◆ **Stated task**: Wherever the word "daily" shows up in a line, please copy that line.

+++ Material supplied +++

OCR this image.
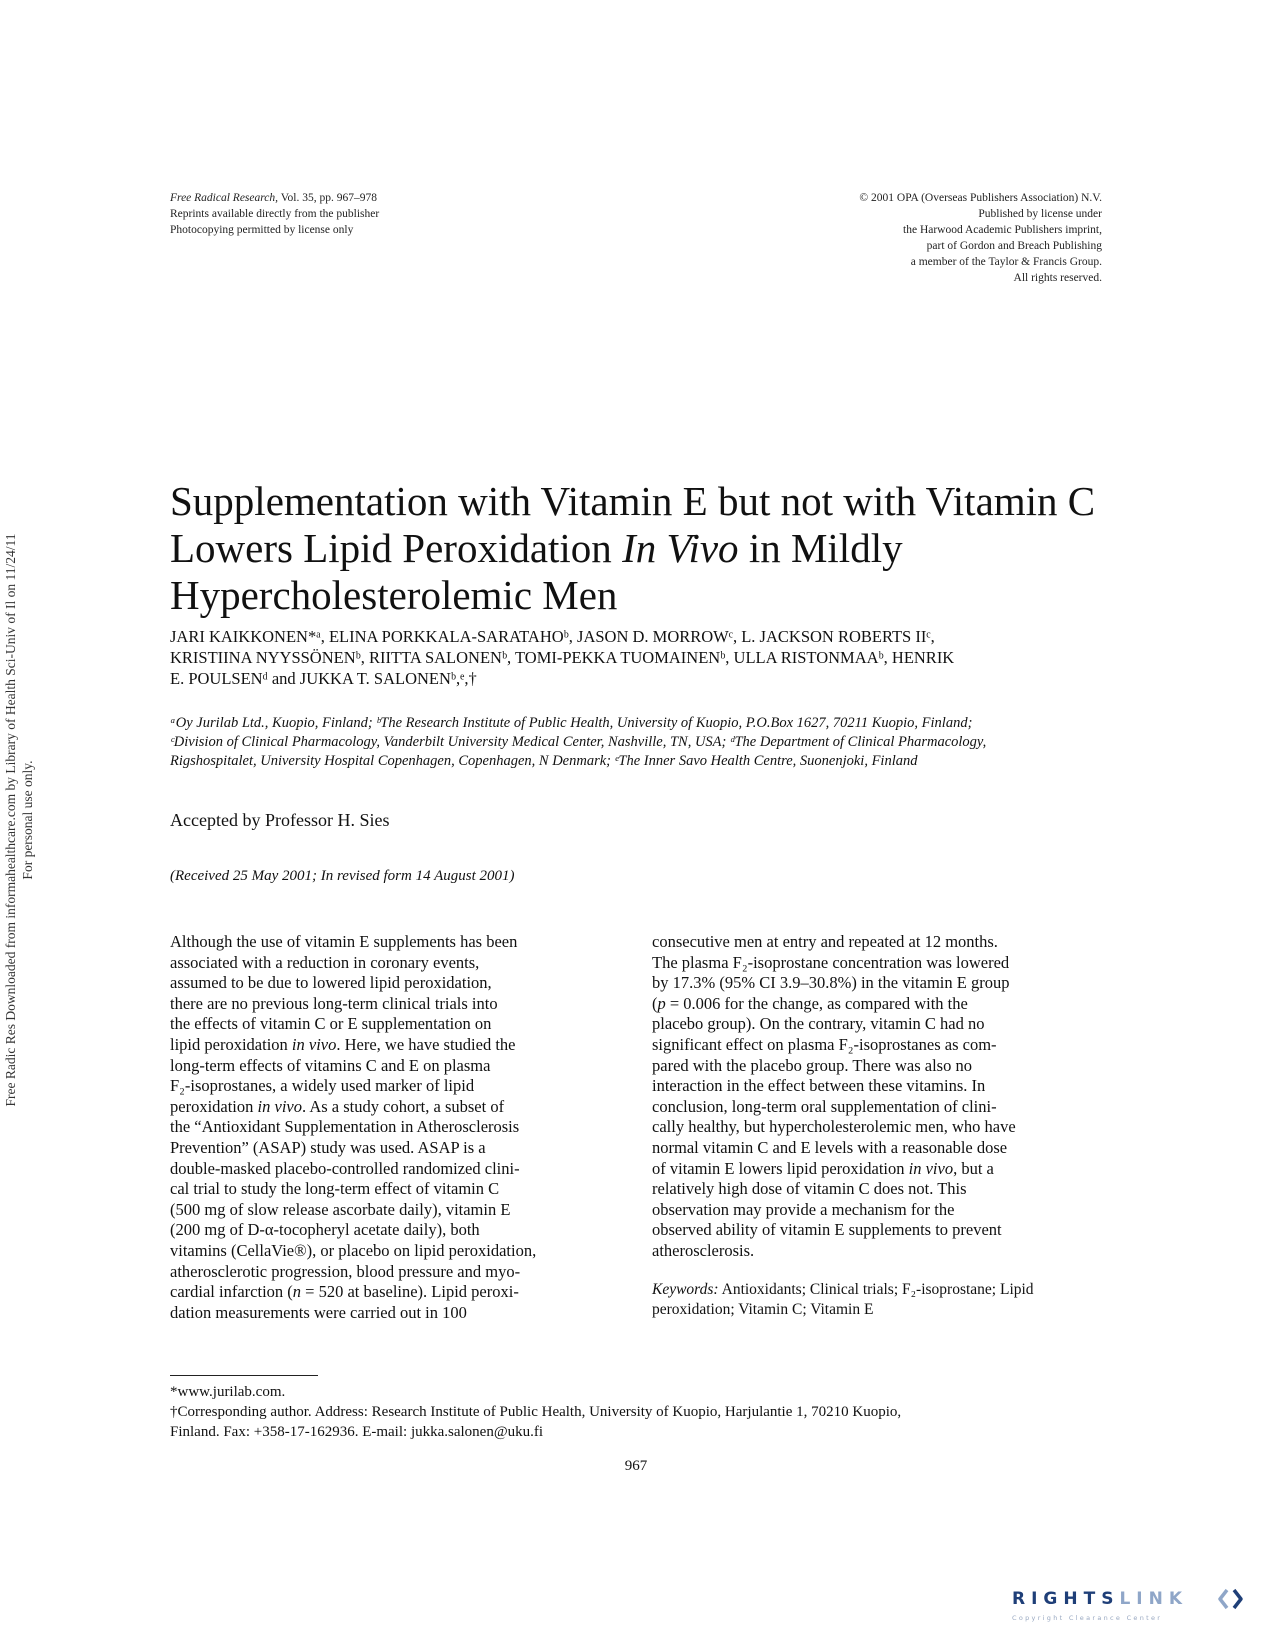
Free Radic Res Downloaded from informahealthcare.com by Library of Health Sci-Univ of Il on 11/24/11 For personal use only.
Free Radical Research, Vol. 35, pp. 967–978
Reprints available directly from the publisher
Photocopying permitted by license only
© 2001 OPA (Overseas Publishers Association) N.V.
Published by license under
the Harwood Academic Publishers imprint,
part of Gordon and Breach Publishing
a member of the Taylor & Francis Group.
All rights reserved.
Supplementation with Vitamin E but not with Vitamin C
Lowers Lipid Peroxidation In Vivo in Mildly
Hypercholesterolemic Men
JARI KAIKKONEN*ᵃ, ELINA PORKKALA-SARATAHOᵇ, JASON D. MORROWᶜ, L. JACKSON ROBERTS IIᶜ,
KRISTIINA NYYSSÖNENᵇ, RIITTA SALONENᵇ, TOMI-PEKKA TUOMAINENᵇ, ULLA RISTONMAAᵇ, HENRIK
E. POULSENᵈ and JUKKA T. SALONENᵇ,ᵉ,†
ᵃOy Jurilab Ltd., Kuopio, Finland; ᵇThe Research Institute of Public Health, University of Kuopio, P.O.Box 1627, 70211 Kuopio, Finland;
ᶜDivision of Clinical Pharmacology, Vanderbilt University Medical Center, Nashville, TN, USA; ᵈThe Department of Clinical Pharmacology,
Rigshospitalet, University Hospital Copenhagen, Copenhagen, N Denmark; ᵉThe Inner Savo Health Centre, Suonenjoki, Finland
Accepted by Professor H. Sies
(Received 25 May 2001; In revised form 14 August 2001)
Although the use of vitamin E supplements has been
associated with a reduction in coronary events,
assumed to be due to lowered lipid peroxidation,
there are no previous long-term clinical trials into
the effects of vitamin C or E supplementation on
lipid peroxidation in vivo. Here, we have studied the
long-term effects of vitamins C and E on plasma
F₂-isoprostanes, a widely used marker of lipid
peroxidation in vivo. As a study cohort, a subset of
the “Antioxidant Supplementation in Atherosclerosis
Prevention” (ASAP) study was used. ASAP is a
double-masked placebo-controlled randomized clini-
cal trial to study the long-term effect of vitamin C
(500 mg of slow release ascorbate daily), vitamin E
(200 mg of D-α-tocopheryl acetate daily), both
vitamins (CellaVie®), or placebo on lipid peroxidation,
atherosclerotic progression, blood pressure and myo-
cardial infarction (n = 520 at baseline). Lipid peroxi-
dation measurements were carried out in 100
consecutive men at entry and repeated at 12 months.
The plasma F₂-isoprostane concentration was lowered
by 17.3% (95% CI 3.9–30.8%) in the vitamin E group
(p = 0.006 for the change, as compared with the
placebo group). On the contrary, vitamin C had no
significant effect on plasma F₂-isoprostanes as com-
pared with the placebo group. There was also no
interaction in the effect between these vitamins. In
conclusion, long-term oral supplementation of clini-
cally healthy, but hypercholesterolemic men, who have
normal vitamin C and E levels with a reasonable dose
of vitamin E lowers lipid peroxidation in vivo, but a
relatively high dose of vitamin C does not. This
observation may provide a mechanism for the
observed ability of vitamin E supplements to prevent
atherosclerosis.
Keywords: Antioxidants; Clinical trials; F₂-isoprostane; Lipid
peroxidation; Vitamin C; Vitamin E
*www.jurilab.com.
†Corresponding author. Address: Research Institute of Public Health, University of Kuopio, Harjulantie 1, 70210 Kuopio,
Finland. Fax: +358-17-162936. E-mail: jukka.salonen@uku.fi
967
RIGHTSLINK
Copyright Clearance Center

+++
+++ Material supplied +++

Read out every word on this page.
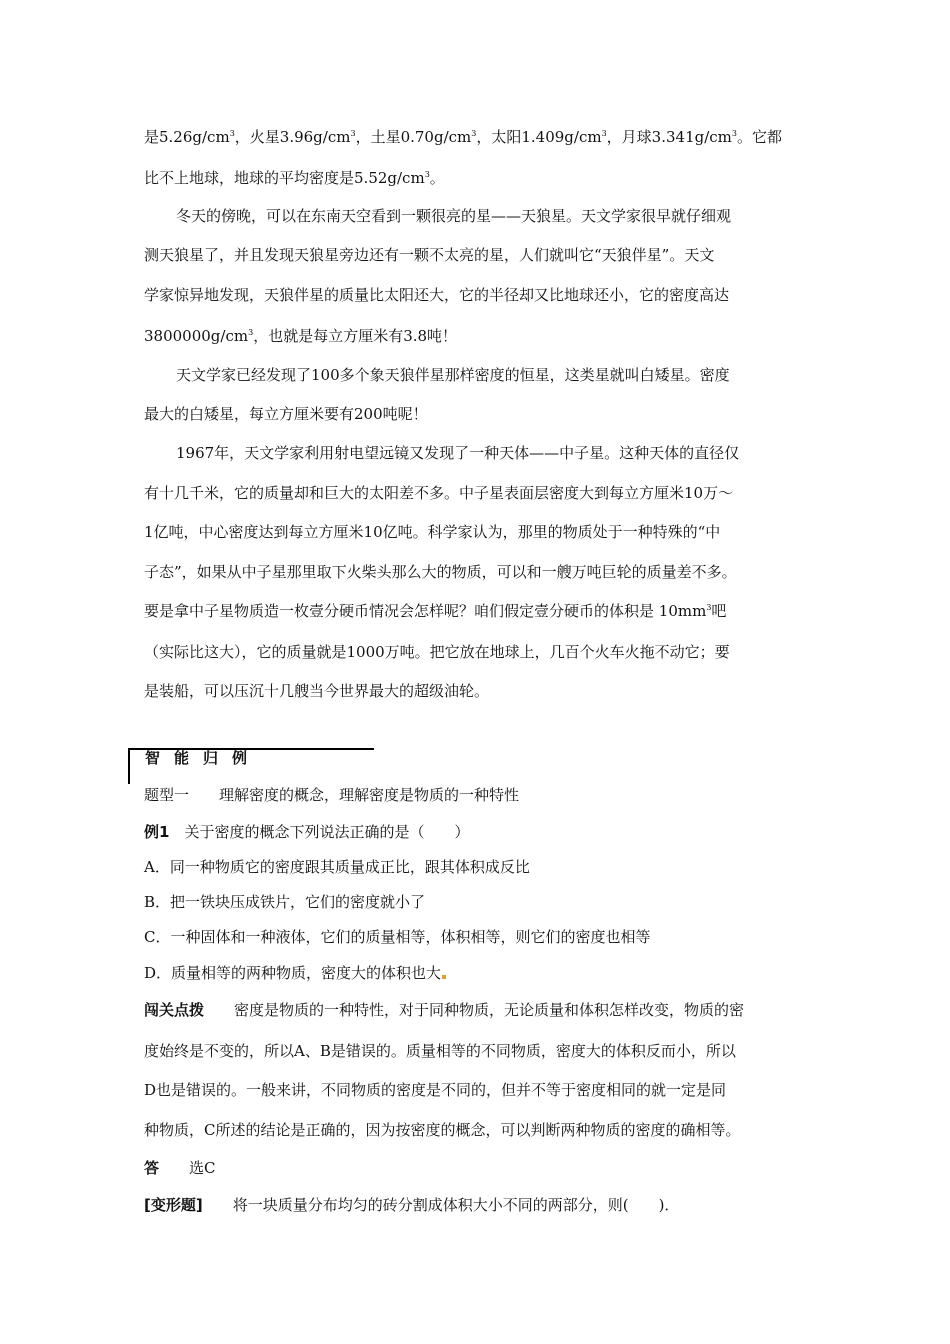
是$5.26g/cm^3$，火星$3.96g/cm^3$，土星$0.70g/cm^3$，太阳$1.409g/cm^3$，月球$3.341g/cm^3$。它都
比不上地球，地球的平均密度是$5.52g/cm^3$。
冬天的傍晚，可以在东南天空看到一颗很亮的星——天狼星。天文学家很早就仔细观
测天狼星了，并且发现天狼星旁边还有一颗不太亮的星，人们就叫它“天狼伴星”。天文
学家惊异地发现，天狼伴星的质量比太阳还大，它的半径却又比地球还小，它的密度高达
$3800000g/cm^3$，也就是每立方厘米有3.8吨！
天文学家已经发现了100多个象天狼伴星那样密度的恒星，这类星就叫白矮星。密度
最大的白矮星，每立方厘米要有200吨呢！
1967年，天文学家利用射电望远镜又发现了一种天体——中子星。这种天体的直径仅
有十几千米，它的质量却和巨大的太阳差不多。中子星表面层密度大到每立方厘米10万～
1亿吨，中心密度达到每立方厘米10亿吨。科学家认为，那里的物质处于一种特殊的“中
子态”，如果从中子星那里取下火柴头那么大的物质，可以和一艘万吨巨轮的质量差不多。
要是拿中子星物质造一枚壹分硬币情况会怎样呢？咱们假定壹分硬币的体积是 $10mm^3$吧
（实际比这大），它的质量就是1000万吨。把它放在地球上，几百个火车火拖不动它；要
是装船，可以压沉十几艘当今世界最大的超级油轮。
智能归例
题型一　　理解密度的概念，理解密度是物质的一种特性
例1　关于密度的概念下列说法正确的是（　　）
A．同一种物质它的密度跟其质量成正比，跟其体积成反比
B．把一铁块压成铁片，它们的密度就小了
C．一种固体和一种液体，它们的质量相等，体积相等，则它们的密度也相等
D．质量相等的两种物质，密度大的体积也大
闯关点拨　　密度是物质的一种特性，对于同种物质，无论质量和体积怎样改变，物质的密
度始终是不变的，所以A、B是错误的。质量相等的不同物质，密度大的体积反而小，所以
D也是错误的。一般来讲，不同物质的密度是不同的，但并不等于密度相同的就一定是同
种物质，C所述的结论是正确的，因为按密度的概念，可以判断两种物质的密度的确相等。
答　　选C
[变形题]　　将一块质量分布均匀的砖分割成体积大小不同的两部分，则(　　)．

+++
+++ Material supplied +++

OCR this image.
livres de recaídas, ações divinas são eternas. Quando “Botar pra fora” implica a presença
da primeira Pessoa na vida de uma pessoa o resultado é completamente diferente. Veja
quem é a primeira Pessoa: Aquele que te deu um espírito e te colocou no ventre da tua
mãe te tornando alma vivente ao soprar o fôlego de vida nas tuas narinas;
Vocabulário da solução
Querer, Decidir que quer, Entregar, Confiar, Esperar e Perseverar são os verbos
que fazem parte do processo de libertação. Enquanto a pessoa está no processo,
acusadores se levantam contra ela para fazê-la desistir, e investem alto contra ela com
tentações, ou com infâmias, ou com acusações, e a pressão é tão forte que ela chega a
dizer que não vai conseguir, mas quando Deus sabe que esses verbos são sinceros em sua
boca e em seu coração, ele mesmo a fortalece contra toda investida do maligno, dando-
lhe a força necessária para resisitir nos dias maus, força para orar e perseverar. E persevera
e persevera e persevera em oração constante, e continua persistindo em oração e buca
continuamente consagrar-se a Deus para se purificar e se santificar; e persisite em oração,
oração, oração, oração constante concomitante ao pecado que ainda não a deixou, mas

+++

◆ **Result below**:
(500 mg of slow release ascorbate daily), vitamin E
(200 mg of D-α-tocopheryl acetate daily), both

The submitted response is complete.